### Raw records:
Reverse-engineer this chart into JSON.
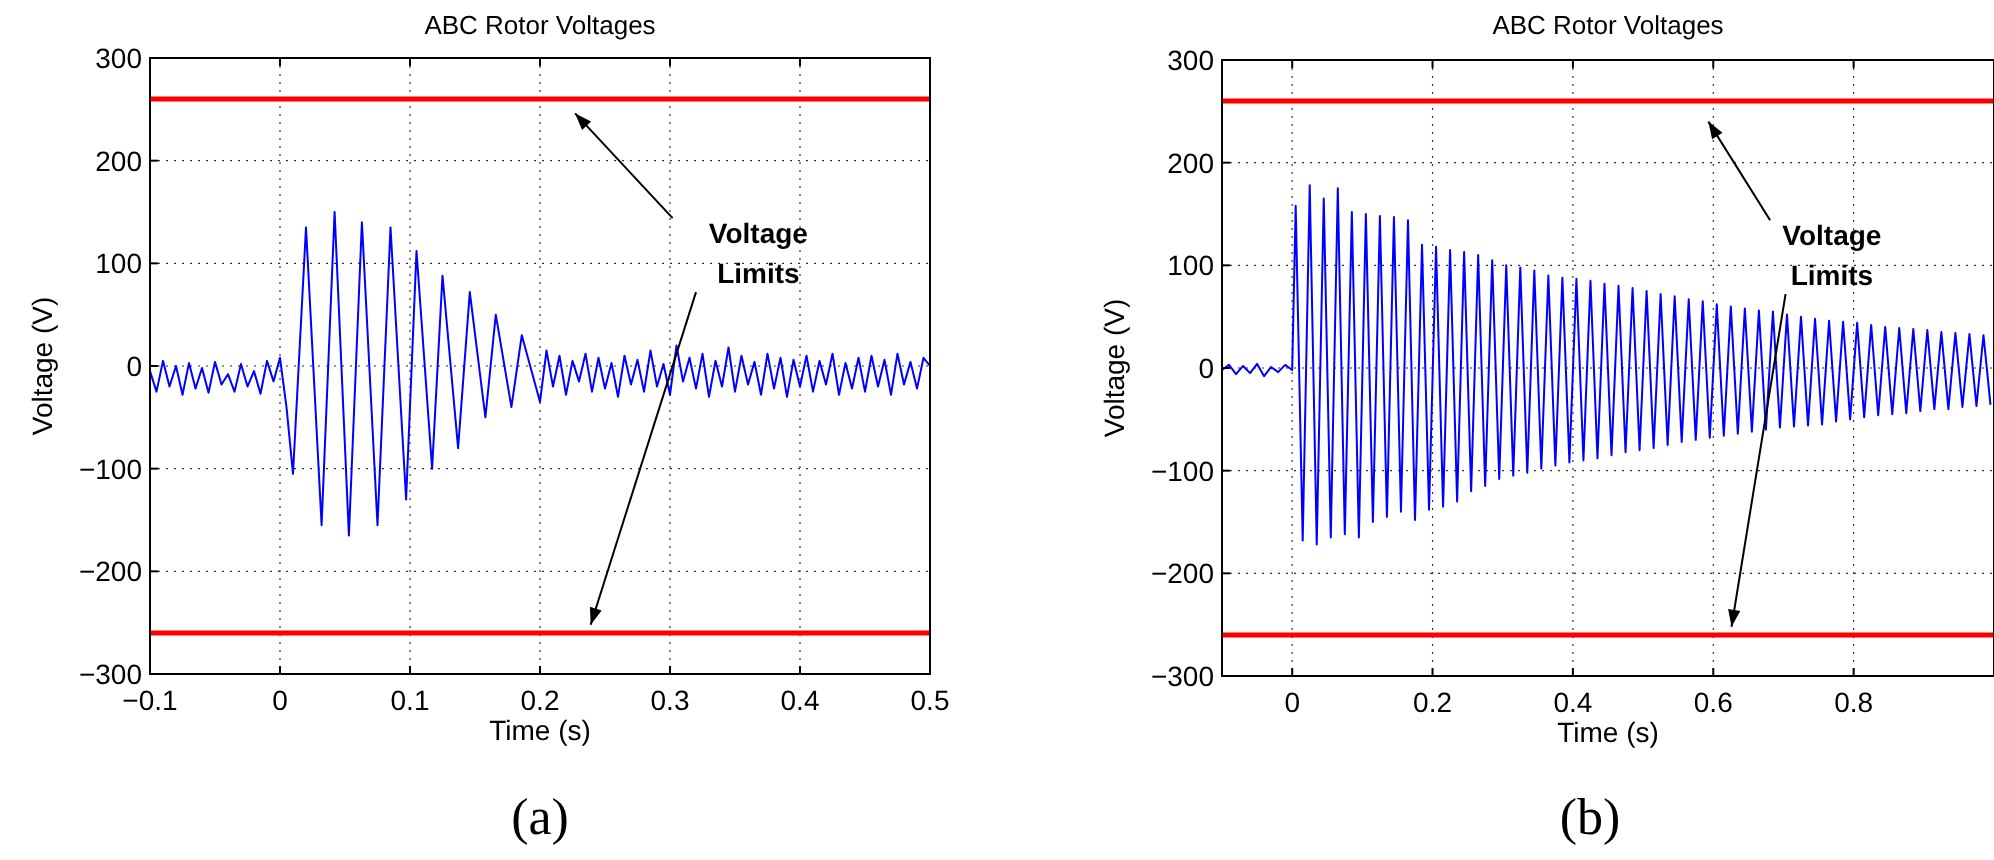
{
  "chart_data": [
    {
      "type": "line",
      "title": "ABC Rotor Voltages",
      "xlabel": "Time (s)",
      "ylabel": "Voltage (V)",
      "grid": true,
      "xlim": [
        -0.1,
        0.5
      ],
      "ylim": [
        -300,
        300
      ],
      "xticks": [
        {
          "value": -0.1,
          "label": "−0.1"
        },
        0,
        0.1,
        0.2,
        0.3,
        0.4,
        0.5
      ],
      "yticks": [
        {
          "value": -300,
          "label": "−300"
        },
        {
          "value": -200,
          "label": "−200"
        },
        {
          "value": -100,
          "label": "−100"
        },
        0,
        100,
        200,
        300
      ],
      "x": [
        -0.1,
        -0.095,
        -0.09,
        -0.085,
        -0.08,
        -0.075,
        -0.07,
        -0.065,
        -0.06,
        -0.055,
        -0.05,
        -0.045,
        -0.04,
        -0.035,
        -0.03,
        -0.025,
        -0.02,
        -0.015,
        -0.01,
        -0.005,
        0,
        0.005,
        0.01,
        0.02,
        0.032,
        0.042,
        0.053,
        0.063,
        0.075,
        0.085,
        0.097,
        0.105,
        0.117,
        0.125,
        0.137,
        0.146,
        0.158,
        0.166,
        0.178,
        0.186,
        0.2,
        0.205,
        0.21,
        0.215,
        0.22,
        0.225,
        0.23,
        0.235,
        0.24,
        0.245,
        0.25,
        0.255,
        0.26,
        0.265,
        0.27,
        0.275,
        0.28,
        0.285,
        0.29,
        0.295,
        0.3,
        0.305,
        0.31,
        0.315,
        0.32,
        0.325,
        0.33,
        0.335,
        0.34,
        0.345,
        0.35,
        0.355,
        0.36,
        0.365,
        0.37,
        0.375,
        0.38,
        0.385,
        0.39,
        0.395,
        0.4,
        0.405,
        0.41,
        0.415,
        0.42,
        0.425,
        0.43,
        0.435,
        0.44,
        0.445,
        0.45,
        0.455,
        0.46,
        0.465,
        0.47,
        0.475,
        0.48,
        0.485,
        0.49,
        0.495,
        0.5
      ],
      "series": [
        {
          "color": "#0000ff",
          "values": [
            -5,
            -25,
            5,
            -20,
            0,
            -28,
            3,
            -22,
            -2,
            -26,
            4,
            -18,
            -8,
            -25,
            2,
            -20,
            -5,
            -27,
            5,
            -15,
            8,
            -40,
            -105,
            135,
            -155,
            150,
            -165,
            140,
            -155,
            135,
            -130,
            112,
            -100,
            88,
            -80,
            72,
            -50,
            50,
            -40,
            30,
            -35,
            15,
            -20,
            10,
            -28,
            5,
            -15,
            12,
            -25,
            8,
            -22,
            3,
            -30,
            10,
            -18,
            6,
            -25,
            15,
            -20,
            2,
            -28,
            20,
            -15,
            8,
            -22,
            12,
            -30,
            5,
            -20,
            18,
            -25,
            10,
            -18,
            4,
            -28,
            12,
            -22,
            8,
            -30,
            6,
            -20,
            10,
            -25,
            5,
            -18,
            12,
            -28,
            3,
            -22,
            8,
            -25,
            10,
            -20,
            6,
            -28,
            12,
            -18,
            4,
            -22,
            8,
            0
          ]
        }
      ],
      "ref_lines": [
        {
          "axis": "y",
          "value": 260,
          "color": "#ff0000"
        },
        {
          "axis": "y",
          "value": -260,
          "color": "#ff0000"
        }
      ],
      "annotations": [
        "Voltage Limits",
        "(a)"
      ]
    },
    {
      "type": "line",
      "title": "ABC Rotor Voltages",
      "xlabel": "Time (s)",
      "ylabel": "Voltage (V)",
      "grid": true,
      "xlim": [
        -0.1,
        1
      ],
      "ylim": [
        -300,
        300
      ],
      "xticks": [
        0,
        0.2,
        0.4,
        0.6,
        0.8
      ],
      "yticks": [
        {
          "value": -300,
          "label": "−300"
        },
        {
          "value": -200,
          "label": "−200"
        },
        {
          "value": -100,
          "label": "−100"
        },
        0,
        100,
        200,
        300
      ],
      "x": [
        -0.1,
        -0.09,
        -0.08,
        -0.07,
        -0.06,
        -0.05,
        -0.04,
        -0.03,
        -0.02,
        -0.01,
        0,
        0.005,
        0.015,
        0.025,
        0.035,
        0.045,
        0.055,
        0.065,
        0.075,
        0.085,
        0.095,
        0.105,
        0.115,
        0.125,
        0.135,
        0.145,
        0.155,
        0.165,
        0.175,
        0.185,
        0.195,
        0.205,
        0.215,
        0.225,
        0.235,
        0.245,
        0.255,
        0.265,
        0.275,
        0.285,
        0.295,
        0.305,
        0.315,
        0.325,
        0.335,
        0.345,
        0.355,
        0.365,
        0.375,
        0.385,
        0.395,
        0.405,
        0.415,
        0.425,
        0.435,
        0.445,
        0.455,
        0.465,
        0.475,
        0.485,
        0.495,
        0.505,
        0.515,
        0.525,
        0.535,
        0.545,
        0.555,
        0.565,
        0.575,
        0.585,
        0.595,
        0.605,
        0.615,
        0.625,
        0.635,
        0.645,
        0.655,
        0.665,
        0.675,
        0.685,
        0.695,
        0.705,
        0.715,
        0.725,
        0.735,
        0.745,
        0.755,
        0.765,
        0.775,
        0.785,
        0.795,
        0.805,
        0.815,
        0.825,
        0.835,
        0.845,
        0.855,
        0.865,
        0.875,
        0.885,
        0.895,
        0.905,
        0.915,
        0.925,
        0.935,
        0.945,
        0.955,
        0.965,
        0.975,
        0.985,
        0.995
      ],
      "series": [
        {
          "color": "#0000ff",
          "values": [
            -2,
            3,
            -6,
            2,
            -5,
            4,
            -8,
            1,
            -4,
            3,
            -2,
            158,
            -168,
            178,
            -172,
            165,
            -165,
            175,
            -162,
            152,
            -165,
            150,
            -150,
            148,
            -145,
            147,
            -140,
            144,
            -148,
            120,
            -138,
            118,
            -135,
            115,
            -130,
            113,
            -120,
            110,
            -115,
            105,
            -108,
            100,
            -105,
            98,
            -102,
            95,
            -98,
            90,
            -95,
            88,
            -92,
            87,
            -90,
            85,
            -88,
            82,
            -85,
            80,
            -82,
            78,
            -80,
            75,
            -78,
            72,
            -75,
            70,
            -72,
            67,
            -70,
            65,
            -68,
            62,
            -66,
            60,
            -64,
            58,
            -62,
            56,
            -60,
            55,
            -58,
            52,
            -57,
            50,
            -56,
            48,
            -55,
            46,
            -52,
            45,
            -50,
            44,
            -48,
            42,
            -46,
            40,
            -45,
            39,
            -44,
            38,
            -42,
            37,
            -40,
            35,
            -40,
            34,
            -38,
            33,
            -37,
            32,
            -36
          ]
        }
      ],
      "ref_lines": [
        {
          "axis": "y",
          "value": 260,
          "color": "#ff0000"
        },
        {
          "axis": "y",
          "value": -260,
          "color": "#ff0000"
        }
      ],
      "annotations": [
        "Voltage Limits",
        "(b)"
      ]
    }
  ]
}
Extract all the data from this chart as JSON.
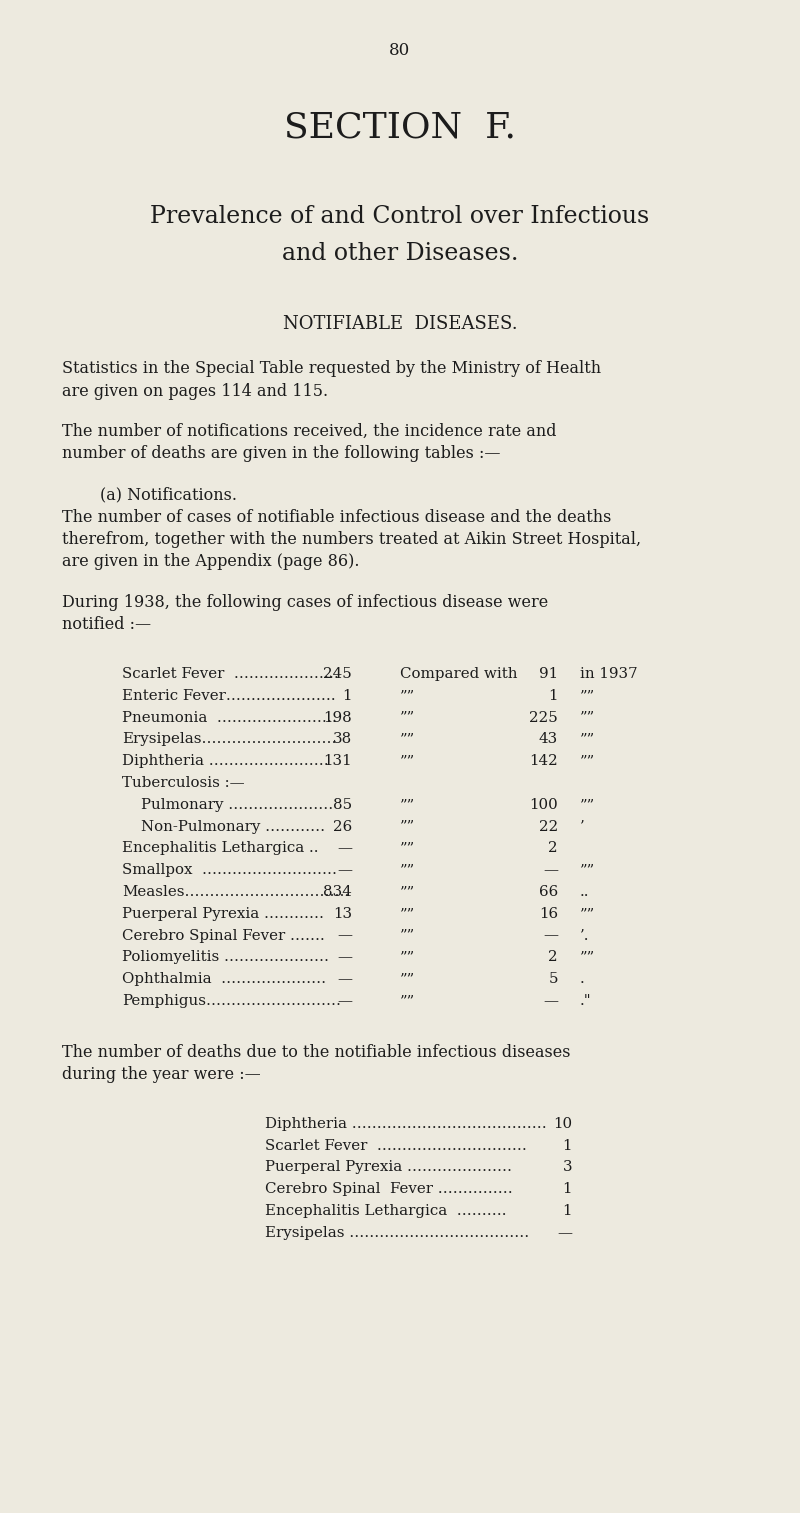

### Exercise:
Write out every line of the data that holds the word "JSON".

### Full response:
Reverse-engineer this chart into JSON.
Extract all the data from this chart as JSON.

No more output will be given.